— Begin The data —

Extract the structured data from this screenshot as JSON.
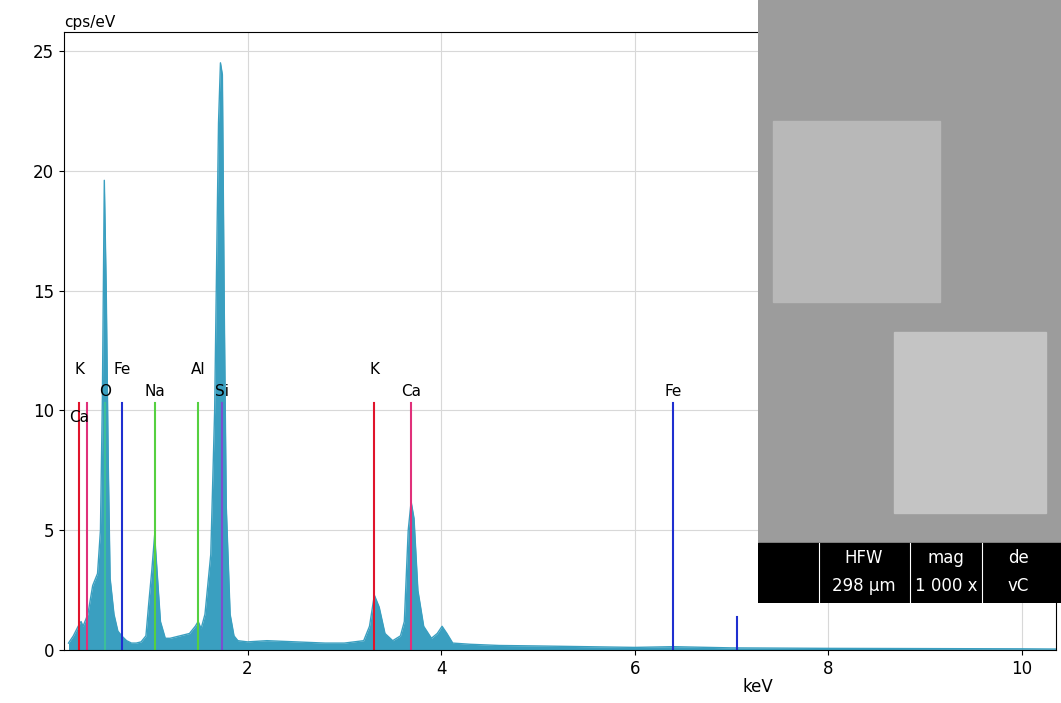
{
  "chart_data": {
    "type": "area",
    "x_label": "keV",
    "y_label": "cps/eV",
    "x": [
      0.15,
      0.2,
      0.25,
      0.28,
      0.3,
      0.35,
      0.4,
      0.45,
      0.48,
      0.5,
      0.52,
      0.54,
      0.56,
      0.58,
      0.62,
      0.66,
      0.7,
      0.75,
      0.8,
      0.85,
      0.9,
      0.95,
      0.98,
      1.01,
      1.04,
      1.07,
      1.1,
      1.15,
      1.2,
      1.3,
      1.4,
      1.46,
      1.49,
      1.52,
      1.56,
      1.62,
      1.66,
      1.7,
      1.72,
      1.74,
      1.76,
      1.78,
      1.82,
      1.86,
      1.9,
      2.0,
      2.2,
      2.5,
      2.8,
      3.0,
      3.2,
      3.26,
      3.31,
      3.36,
      3.42,
      3.5,
      3.58,
      3.62,
      3.66,
      3.69,
      3.72,
      3.76,
      3.82,
      3.9,
      3.96,
      4.01,
      4.06,
      4.12,
      4.3,
      4.6,
      5.0,
      5.5,
      6.0,
      6.4,
      7.0,
      8.0,
      9.0,
      10.0,
      10.4
    ],
    "values": [
      0.3,
      0.6,
      1.0,
      1.2,
      1.0,
      1.5,
      2.7,
      3.2,
      5.0,
      10.5,
      19.6,
      15.0,
      8.0,
      3.0,
      1.5,
      0.8,
      0.6,
      0.4,
      0.3,
      0.3,
      0.35,
      0.6,
      2.0,
      3.3,
      4.8,
      3.0,
      1.2,
      0.5,
      0.5,
      0.6,
      0.7,
      1.0,
      1.2,
      0.9,
      1.5,
      4.0,
      10.0,
      22.0,
      24.5,
      24.0,
      14.0,
      6.0,
      1.5,
      0.6,
      0.4,
      0.35,
      0.4,
      0.35,
      0.3,
      0.3,
      0.4,
      1.0,
      2.3,
      1.8,
      0.7,
      0.4,
      0.6,
      1.2,
      5.0,
      6.2,
      5.5,
      2.5,
      1.0,
      0.5,
      0.7,
      1.0,
      0.7,
      0.3,
      0.25,
      0.2,
      0.18,
      0.15,
      0.12,
      0.15,
      0.1,
      0.08,
      0.07,
      0.06,
      0.05
    ],
    "color": "#3a9fc0",
    "xlim": [
      0.1,
      10.35
    ],
    "xticks": [
      2,
      4,
      6,
      8,
      10
    ],
    "ylim": [
      0,
      25.8
    ],
    "yticks": [
      0,
      5,
      10,
      15,
      20,
      25
    ],
    "grid": true,
    "element_lines": [
      {
        "label": "K",
        "energy": 0.26,
        "height": 10.3,
        "color": "#e0142b"
      },
      {
        "label": "Ca",
        "energy": 0.34,
        "height": 10.3,
        "color": "#e0307a"
      },
      {
        "label": "O",
        "energy": 0.525,
        "height": 10.3,
        "color": "#3cbf9a"
      },
      {
        "label": "Fe",
        "energy": 0.705,
        "height": 10.3,
        "color": "#1f2fd0"
      },
      {
        "label": "Na",
        "energy": 1.04,
        "height": 10.3,
        "color": "#55d040"
      },
      {
        "label": "Al",
        "energy": 1.49,
        "height": 10.3,
        "color": "#55d040"
      },
      {
        "label": "Si",
        "energy": 1.74,
        "height": 10.3,
        "color": "#7a4fd0"
      },
      {
        "label": "K",
        "energy": 3.31,
        "height": 10.3,
        "color": "#e0142b"
      },
      {
        "label": "Ca",
        "energy": 3.69,
        "height": 10.3,
        "color": "#e0307a"
      },
      {
        "label": "Fe",
        "energy": 6.4,
        "height": 10.3,
        "color": "#1f2fd0"
      },
      {
        "energy": 7.06,
        "height": 1.4,
        "color": "#1f2fd0"
      }
    ],
    "inset": {
      "headers": [
        "HFW",
        "mag",
        "de"
      ],
      "values": [
        "298 µm",
        "1 000 x",
        "vC"
      ]
    }
  }
}
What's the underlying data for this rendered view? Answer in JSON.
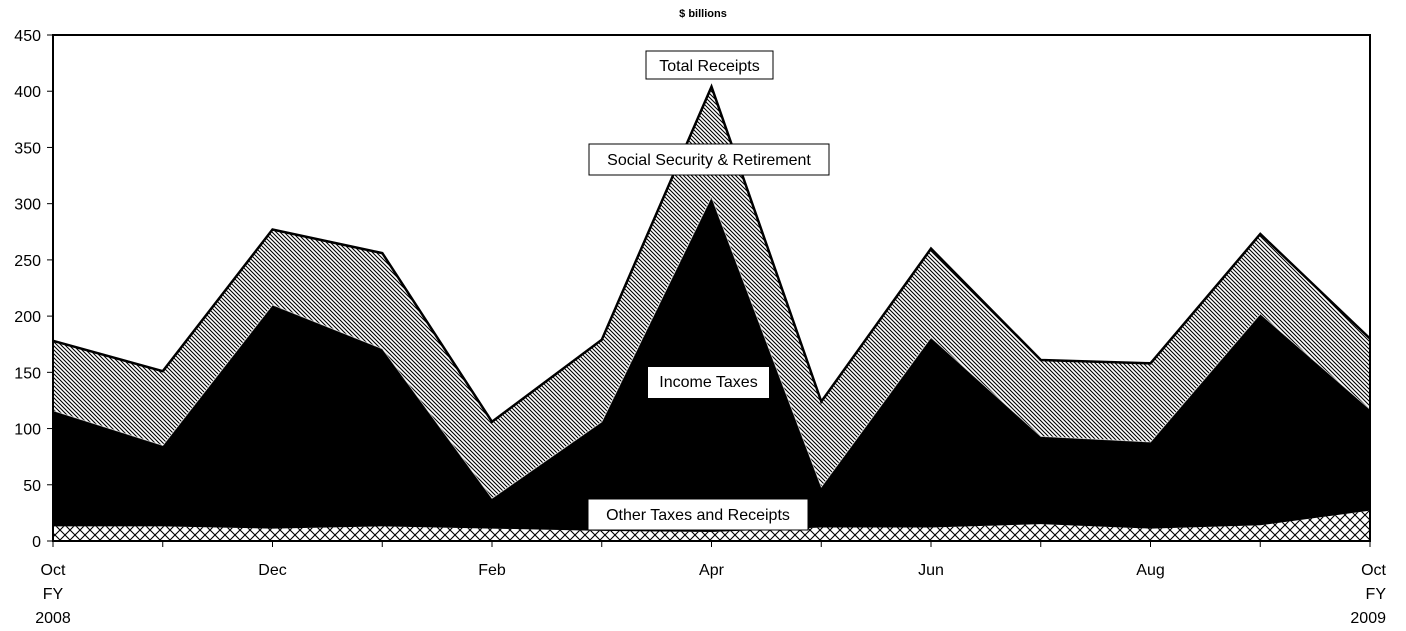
{
  "chart_data": {
    "type": "area",
    "stacked": true,
    "title": "$ billions",
    "xlabel": "",
    "ylabel": "",
    "ylim": [
      0,
      450
    ],
    "yticks": [
      0,
      50,
      100,
      150,
      200,
      250,
      300,
      350,
      400,
      450
    ],
    "x_labels": [
      [
        "Oct",
        "FY",
        "2008"
      ],
      [
        ""
      ],
      [
        "Dec"
      ],
      [
        ""
      ],
      [
        "Feb"
      ],
      [
        ""
      ],
      [
        "Apr"
      ],
      [
        ""
      ],
      [
        "Jun"
      ],
      [
        ""
      ],
      [
        "Aug"
      ],
      [
        ""
      ],
      [
        "Oct",
        "FY",
        "2009"
      ]
    ],
    "series": [
      {
        "name": "Other Taxes and Receipts",
        "values": [
          13,
          13,
          11,
          13,
          11,
          9,
          8,
          12,
          12,
          15,
          11,
          14,
          27
        ]
      },
      {
        "name": "Income Taxes",
        "values": [
          103,
          72,
          199,
          158,
          27,
          97,
          298,
          36,
          169,
          78,
          77,
          188,
          90
        ]
      },
      {
        "name": "Social Security & Retirement",
        "values": [
          62,
          66,
          67,
          85,
          68,
          73,
          98,
          76,
          79,
          68,
          70,
          71,
          63
        ]
      }
    ],
    "total_label": "Total Receipts",
    "total": [
      178,
      151,
      277,
      256,
      106,
      179,
      404,
      124,
      260,
      161,
      158,
      273,
      180
    ],
    "colors": {
      "other": "#ffffff",
      "income": "#000000",
      "social": "#ffffff",
      "hatch": "#000000"
    }
  }
}
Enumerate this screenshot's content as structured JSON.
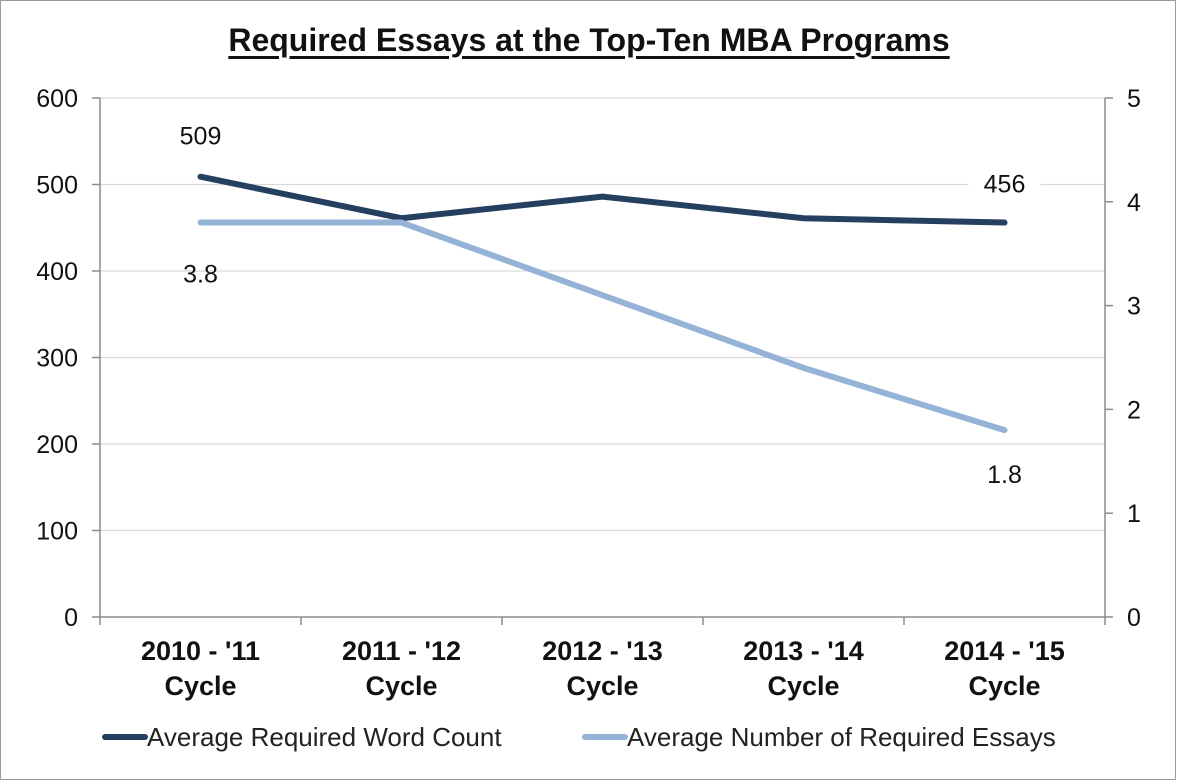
{
  "chart_data": {
    "type": "line",
    "title": "Required Essays at the Top-Ten MBA Programs",
    "categories": [
      [
        "2010 - '11",
        "Cycle"
      ],
      [
        "2011 - '12",
        "Cycle"
      ],
      [
        "2012 - '13",
        "Cycle"
      ],
      [
        "2013 - '14",
        "Cycle"
      ],
      [
        "2014 - '15",
        "Cycle"
      ]
    ],
    "y_left": {
      "min": 0,
      "max": 600,
      "ticks": [
        "0",
        "100",
        "200",
        "300",
        "400",
        "500",
        "600"
      ]
    },
    "y_right": {
      "min": 0,
      "max": 5,
      "ticks": [
        "0",
        "1",
        "2",
        "3",
        "4",
        "5"
      ]
    },
    "grid": true,
    "legend_position": "bottom",
    "series": [
      {
        "name": "Average Required Word Count",
        "axis": "left",
        "color": "#243f60",
        "values": [
          509,
          461,
          486,
          461,
          456
        ],
        "labels": [
          {
            "index": 0,
            "text": "509"
          },
          {
            "index": 4,
            "text": "456"
          }
        ]
      },
      {
        "name": "Average Number of Required Essays",
        "axis": "right",
        "color": "#95b3d7",
        "values": [
          3.8,
          3.8,
          3.1,
          2.4,
          1.8
        ],
        "labels": [
          {
            "index": 0,
            "text": "3.8"
          },
          {
            "index": 4,
            "text": "1.8"
          }
        ]
      }
    ]
  }
}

— End The data —

> _Exercise_
Copy each line in full and exactly, omitting any picture.

> _Worked answer_
Extract the structured data from this screenshot as JSON.
{
  "chart_data": {
    "type": "area",
    "x_label": "keV",
    "y_label": "cps/eV",
    "x": [
      0.15,
      0.2,
      0.25,
      0.28,
      0.3,
      0.35,
      0.4,
      0.45,
      0.48,
      0.5,
      0.52,
      0.54,
      0.56,
      0.58,
      0.62,
      0.66,
      0.7,
      0.75,
      0.8,
      0.85,
      0.9,
      0.95,
      0.98,
      1.01,
      1.04,
      1.07,
      1.1,
      1.15,
      1.2,
      1.3,
      1.4,
      1.46,
      1.49,
      1.52,
      1.56,
      1.62,
      1.66,
      1.7,
      1.72,
      1.74,
      1.76,
      1.78,
      1.82,
      1.86,
      1.9,
      2.0,
      2.2,
      2.5,
      2.8,
      3.0,
      3.2,
      3.26,
      3.31,
      3.36,
      3.42,
      3.5,
      3.58,
      3.62,
      3.66,
      3.69,
      3.72,
      3.76,
      3.82,
      3.9,
      3.96,
      4.01,
      4.06,
      4.12,
      4.3,
      4.6,
      5.0,
      5.5,
      6.0,
      6.4,
      7.0,
      8.0,
      9.0,
      10.0,
      10.4
    ],
    "values": [
      0.3,
      0.6,
      1.0,
      1.2,
      1.0,
      1.5,
      2.7,
      3.2,
      5.0,
      10.5,
      19.6,
      15.0,
      8.0,
      3.0,
      1.5,
      0.8,
      0.6,
      0.4,
      0.3,
      0.3,
      0.35,
      0.6,
      2.0,
      3.3,
      4.8,
      3.0,
      1.2,
      0.5,
      0.5,
      0.6,
      0.7,
      1.0,
      1.2,
      0.9,
      1.5,
      4.0,
      10.0,
      22.0,
      24.5,
      24.0,
      14.0,
      6.0,
      1.5,
      0.6,
      0.4,
      0.35,
      0.4,
      0.35,
      0.3,
      0.3,
      0.4,
      1.0,
      2.3,
      1.8,
      0.7,
      0.4,
      0.6,
      1.2,
      5.0,
      6.2,
      5.5,
      2.5,
      1.0,
      0.5,
      0.7,
      1.0,
      0.7,
      0.3,
      0.25,
      0.2,
      0.18,
      0.15,
      0.12,
      0.15,
      0.1,
      0.08,
      0.07,
      0.06,
      0.05
    ],
    "color": "#3a9fc0",
    "xlim": [
      0.1,
      10.35
    ],
    "xticks": [
      2,
      4,
      6,
      8,
      10
    ],
    "ylim": [
      0,
      25.8
    ],
    "yticks": [
      0,
      5,
      10,
      15,
      20,
      25
    ],
    "grid": true,
    "element_lines": [
      {
        "label": "K",
        "energy": 0.26,
        "height": 10.3,
        "color": "#e0142b"
      },
      {
        "label": "Ca",
        "energy": 0.34,
        "height": 10.3,
        "color": "#e0307a"
      },
      {
        "label": "O",
        "energy": 0.525,
        "height": 10.3,
        "color": "#3cbf9a"
      },
      {
        "label": "Fe",
        "energy": 0.705,
        "height": 10.3,
        "color": "#1f2fd0"
      },
      {
        "label": "Na",
        "energy": 1.04,
        "height": 10.3,
        "color": "#55d040"
      },
      {
        "label": "Al",
        "energy": 1.49,
        "height": 10.3,
        "color": "#55d040"
      },
      {
        "label": "Si",
        "energy": 1.74,
        "height": 10.3,
        "color": "#7a4fd0"
      },
      {
        "label": "K",
        "energy": 3.31,
        "height": 10.3,
        "color": "#e0142b"
      },
      {
        "label": "Ca",
        "energy": 3.69,
        "height": 10.3,
        "color": "#e0307a"
      },
      {
        "label": "Fe",
        "energy": 6.4,
        "height": 10.3,
        "color": "#1f2fd0"
      },
      {
        "energy": 7.06,
        "height": 1.4,
        "color": "#1f2fd0"
      }
    ],
    "inset": {
      "headers": [
        "HFW",
        "mag",
        "de"
      ],
      "values": [
        "298 µm",
        "1 000 x",
        "vC"
      ]
    }
  }
}
What's the underlying data for this rendered view? Answer in JSON.
{
  "chart_data": {
    "type": "area",
    "stacked": true,
    "title": "$ billions",
    "xlabel": "",
    "ylabel": "",
    "ylim": [
      0,
      450
    ],
    "yticks": [
      0,
      50,
      100,
      150,
      200,
      250,
      300,
      350,
      400,
      450
    ],
    "x_labels": [
      [
        "Oct",
        "FY",
        "2008"
      ],
      [
        ""
      ],
      [
        "Dec"
      ],
      [
        ""
      ],
      [
        "Feb"
      ],
      [
        ""
      ],
      [
        "Apr"
      ],
      [
        ""
      ],
      [
        "Jun"
      ],
      [
        ""
      ],
      [
        "Aug"
      ],
      [
        ""
      ],
      [
        "Oct",
        "FY",
        "2009"
      ]
    ],
    "series": [
      {
        "name": "Other Taxes and Receipts",
        "values": [
          13,
          13,
          11,
          13,
          11,
          9,
          8,
          12,
          12,
          15,
          11,
          14,
          27
        ]
      },
      {
        "name": "Income Taxes",
        "values": [
          103,
          72,
          199,
          158,
          27,
          97,
          298,
          36,
          169,
          78,
          77,
          188,
          90
        ]
      },
      {
        "name": "Social Security & Retirement",
        "values": [
          62,
          66,
          67,
          85,
          68,
          73,
          98,
          76,
          79,
          68,
          70,
          71,
          63
        ]
      }
    ],
    "total_label": "Total Receipts",
    "total": [
      178,
      151,
      277,
      256,
      106,
      179,
      404,
      124,
      260,
      161,
      158,
      273,
      180
    ],
    "colors": {
      "other": "#ffffff",
      "income": "#000000",
      "social": "#ffffff",
      "hatch": "#000000"
    }
  }
}
Enumerate this screenshot's content as structured JSON.
{
  "chart_data": {
    "type": "line",
    "title": "Required Essays at the Top-Ten MBA Programs",
    "categories": [
      [
        "2010 - '11",
        "Cycle"
      ],
      [
        "2011 - '12",
        "Cycle"
      ],
      [
        "2012 - '13",
        "Cycle"
      ],
      [
        "2013 - '14",
        "Cycle"
      ],
      [
        "2014 - '15",
        "Cycle"
      ]
    ],
    "y_left": {
      "min": 0,
      "max": 600,
      "ticks": [
        "0",
        "100",
        "200",
        "300",
        "400",
        "500",
        "600"
      ]
    },
    "y_right": {
      "min": 0,
      "max": 5,
      "ticks": [
        "0",
        "1",
        "2",
        "3",
        "4",
        "5"
      ]
    },
    "grid": true,
    "legend_position": "bottom",
    "series": [
      {
        "name": "Average Required Word Count",
        "axis": "left",
        "color": "#243f60",
        "values": [
          509,
          461,
          486,
          461,
          456
        ],
        "labels": [
          {
            "index": 0,
            "text": "509"
          },
          {
            "index": 4,
            "text": "456"
          }
        ]
      },
      {
        "name": "Average Number of Required Essays",
        "axis": "right",
        "color": "#95b3d7",
        "values": [
          3.8,
          3.8,
          3.1,
          2.4,
          1.8
        ],
        "labels": [
          {
            "index": 0,
            "text": "3.8"
          },
          {
            "index": 4,
            "text": "1.8"
          }
        ]
      }
    ]
  }
}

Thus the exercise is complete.